» **Problem statement**:
Write out all the material exactly. Leave nothing out.

» **Extracted records**:
◇ ◇ ◇ ◇
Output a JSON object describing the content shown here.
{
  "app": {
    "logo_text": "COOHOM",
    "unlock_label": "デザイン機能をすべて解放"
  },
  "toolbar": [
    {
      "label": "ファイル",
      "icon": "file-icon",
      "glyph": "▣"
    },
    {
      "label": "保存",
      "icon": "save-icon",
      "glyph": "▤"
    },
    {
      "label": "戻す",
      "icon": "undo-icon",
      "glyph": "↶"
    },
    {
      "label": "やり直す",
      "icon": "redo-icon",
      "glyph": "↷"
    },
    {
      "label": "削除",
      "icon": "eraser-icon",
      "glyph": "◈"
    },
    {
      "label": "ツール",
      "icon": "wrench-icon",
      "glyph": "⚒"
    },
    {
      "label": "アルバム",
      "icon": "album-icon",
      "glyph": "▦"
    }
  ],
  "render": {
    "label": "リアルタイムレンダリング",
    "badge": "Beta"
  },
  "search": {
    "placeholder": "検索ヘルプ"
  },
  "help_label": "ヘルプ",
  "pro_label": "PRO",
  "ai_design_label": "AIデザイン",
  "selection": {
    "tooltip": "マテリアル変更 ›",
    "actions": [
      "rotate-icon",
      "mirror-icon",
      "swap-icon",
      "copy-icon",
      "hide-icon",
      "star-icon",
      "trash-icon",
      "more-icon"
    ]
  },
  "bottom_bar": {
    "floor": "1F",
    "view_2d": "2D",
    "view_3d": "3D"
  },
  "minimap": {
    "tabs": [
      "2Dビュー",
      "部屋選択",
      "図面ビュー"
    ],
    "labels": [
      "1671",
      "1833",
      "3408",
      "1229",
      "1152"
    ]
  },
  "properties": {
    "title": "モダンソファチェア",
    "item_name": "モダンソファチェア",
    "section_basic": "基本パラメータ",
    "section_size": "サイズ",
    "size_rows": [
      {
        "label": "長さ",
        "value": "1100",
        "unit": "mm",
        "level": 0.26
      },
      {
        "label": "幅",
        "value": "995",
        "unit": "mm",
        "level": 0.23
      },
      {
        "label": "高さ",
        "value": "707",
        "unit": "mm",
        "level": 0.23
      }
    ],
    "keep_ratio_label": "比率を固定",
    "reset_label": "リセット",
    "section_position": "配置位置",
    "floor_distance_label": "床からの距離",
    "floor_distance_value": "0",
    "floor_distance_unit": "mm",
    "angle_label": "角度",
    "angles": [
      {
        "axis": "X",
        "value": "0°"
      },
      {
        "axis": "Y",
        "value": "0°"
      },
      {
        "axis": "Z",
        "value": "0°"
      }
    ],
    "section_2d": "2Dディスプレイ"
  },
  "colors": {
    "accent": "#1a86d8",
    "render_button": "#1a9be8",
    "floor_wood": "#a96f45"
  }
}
◇ ◇ ◇ ◇
» **Solution for this task**:
Output a JSON object describing the content shown here.
{
  "app": {
    "logo_text": "COOHOM",
    "unlock_label": "デザイン機能をすべて解放"
  },
  "toolbar": [
    {
      "label": "ファイル",
      "icon": "file-icon",
      "glyph": "▣"
    },
    {
      "label": "保存",
      "icon": "save-icon",
      "glyph": "▤"
    },
    {
      "label": "戻す",
      "icon": "undo-icon",
      "glyph": "↶"
    },
    {
      "label": "やり直す",
      "icon": "redo-icon",
      "glyph": "↷"
    },
    {
      "label": "削除",
      "icon": "eraser-icon",
      "glyph": "◈"
    },
    {
      "label": "ツール",
      "icon": "wrench-icon",
      "glyph": "⚒"
    },
    {
      "label": "アルバム",
      "icon": "album-icon",
      "glyph": "▦"
    }
  ],
  "render": {
    "label": "リアルタイムレンダリング",
    "badge": "Beta"
  },
  "search": {
    "placeholder": "検索ヘルプ"
  },
  "help_label": "ヘルプ",
  "pro_label": "PRO",
  "ai_design_label": "AIデザイン",
  "selection": {
    "tooltip": "マテリアル変更 ›",
    "actions": [
      "rotate-icon",
      "mirror-icon",
      "swap-icon",
      "copy-icon",
      "hide-icon",
      "star-icon",
      "trash-icon",
      "more-icon"
    ]
  },
  "bottom_bar": {
    "floor": "1F",
    "view_2d": "2D",
    "view_3d": "3D"
  },
  "minimap": {
    "tabs": [
      "2Dビュー",
      "部屋選択",
      "図面ビュー"
    ],
    "labels": [
      "1671",
      "1833",
      "3408",
      "1229",
      "1152"
    ]
  },
  "properties": {
    "title": "モダンソファチェア",
    "item_name": "モダンソファチェア",
    "section_basic": "基本パラメータ",
    "section_size": "サイズ",
    "size_rows": [
      {
        "label": "長さ",
        "value": "1100",
        "unit": "mm",
        "level": 0.26
      },
      {
        "label": "幅",
        "value": "995",
        "unit": "mm",
        "level": 0.23
      },
      {
        "label": "高さ",
        "value": "707",
        "unit": "mm",
        "level": 0.23
      }
    ],
    "keep_ratio_label": "比率を固定",
    "reset_label": "リセット",
    "section_position": "配置位置",
    "floor_distance_label": "床からの距離",
    "floor_distance_value": "0",
    "floor_distance_unit": "mm",
    "angle_label": "角度",
    "angles": [
      {
        "axis": "X",
        "value": "0°"
      },
      {
        "axis": "Y",
        "value": "0°"
      },
      {
        "axis": "Z",
        "value": "0°"
      }
    ],
    "section_2d": "2Dディスプレイ"
  },
  "colors": {
    "accent": "#1a86d8",
    "render_button": "#1a9be8",
    "floor_wood": "#a96f45"
  }
}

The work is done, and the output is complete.